_Request:_
Lines containing the string "serial" are to be collected in full.

______________________________

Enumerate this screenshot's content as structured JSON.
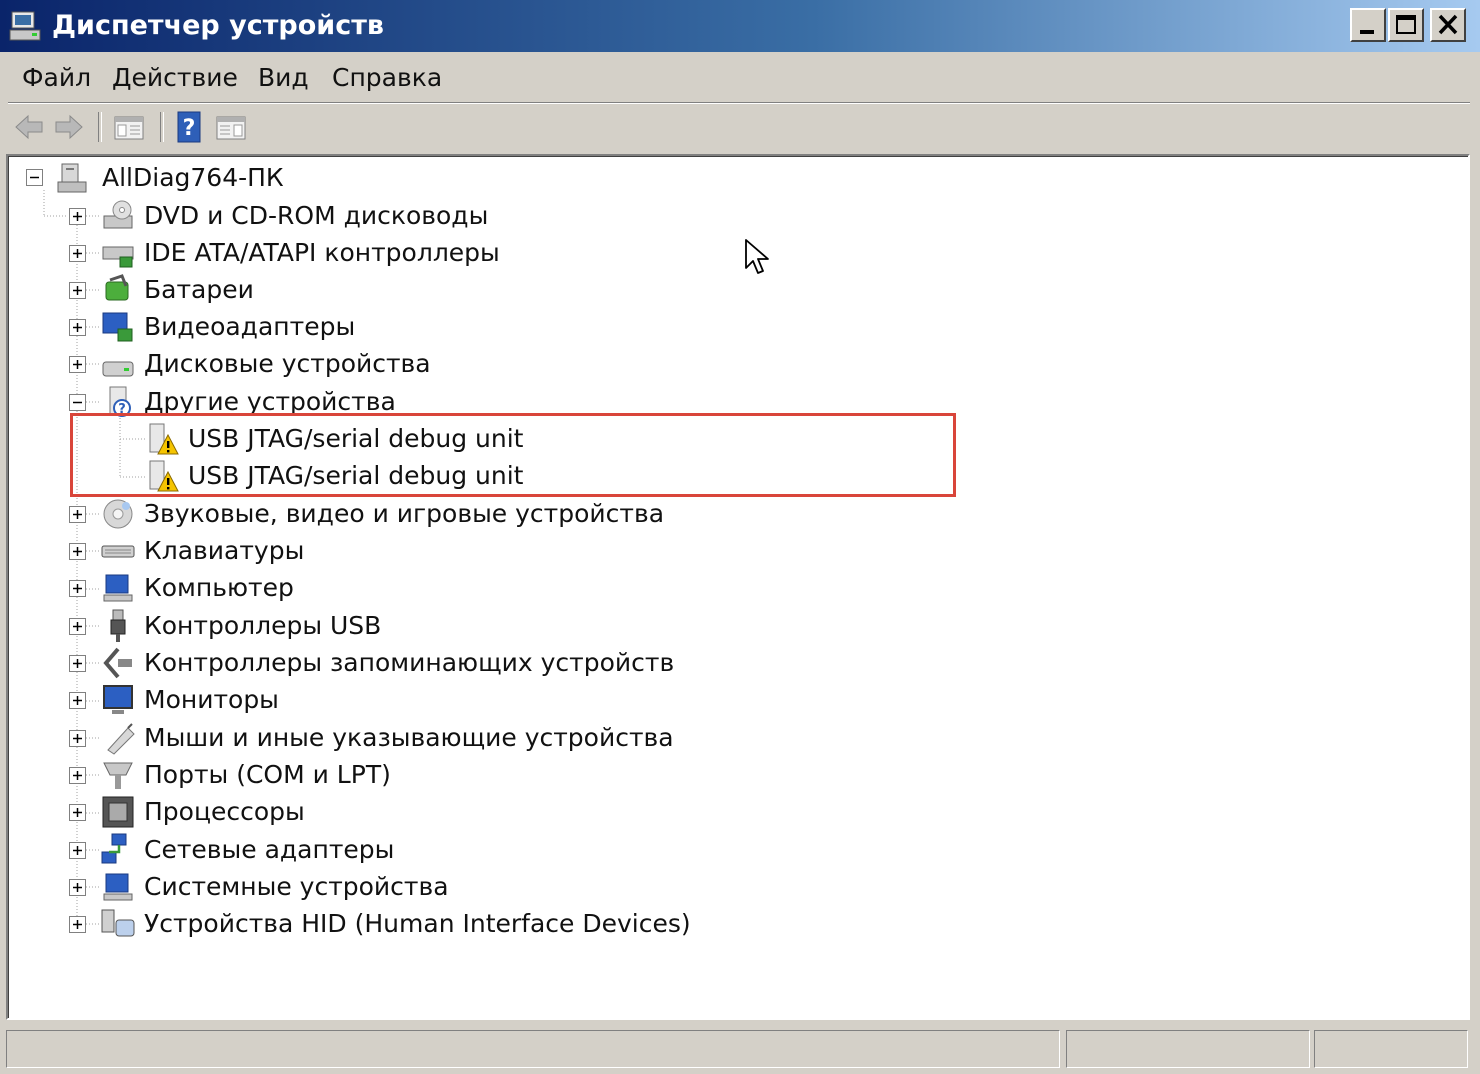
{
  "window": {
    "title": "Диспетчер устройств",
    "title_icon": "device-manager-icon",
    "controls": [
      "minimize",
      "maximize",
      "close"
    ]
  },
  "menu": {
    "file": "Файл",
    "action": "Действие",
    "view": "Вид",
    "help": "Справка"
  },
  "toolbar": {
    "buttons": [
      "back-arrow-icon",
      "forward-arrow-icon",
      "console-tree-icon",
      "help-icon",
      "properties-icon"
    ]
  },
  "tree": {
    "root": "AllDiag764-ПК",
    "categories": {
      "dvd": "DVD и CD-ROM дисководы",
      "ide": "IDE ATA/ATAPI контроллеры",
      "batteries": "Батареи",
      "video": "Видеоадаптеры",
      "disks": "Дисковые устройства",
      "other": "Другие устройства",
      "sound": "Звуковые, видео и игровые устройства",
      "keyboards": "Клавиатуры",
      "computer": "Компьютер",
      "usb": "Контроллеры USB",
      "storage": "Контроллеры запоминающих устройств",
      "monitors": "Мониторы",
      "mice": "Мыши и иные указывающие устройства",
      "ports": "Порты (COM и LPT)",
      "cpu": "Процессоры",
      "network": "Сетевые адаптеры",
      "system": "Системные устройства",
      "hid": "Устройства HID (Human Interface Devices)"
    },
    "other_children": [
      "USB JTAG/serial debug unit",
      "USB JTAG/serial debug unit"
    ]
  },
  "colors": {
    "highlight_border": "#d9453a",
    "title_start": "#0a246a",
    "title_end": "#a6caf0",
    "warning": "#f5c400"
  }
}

______________________________

_Exercise answer:_
      "USB JTAG/serial debug unit",
      "USB JTAG/serial debug unit"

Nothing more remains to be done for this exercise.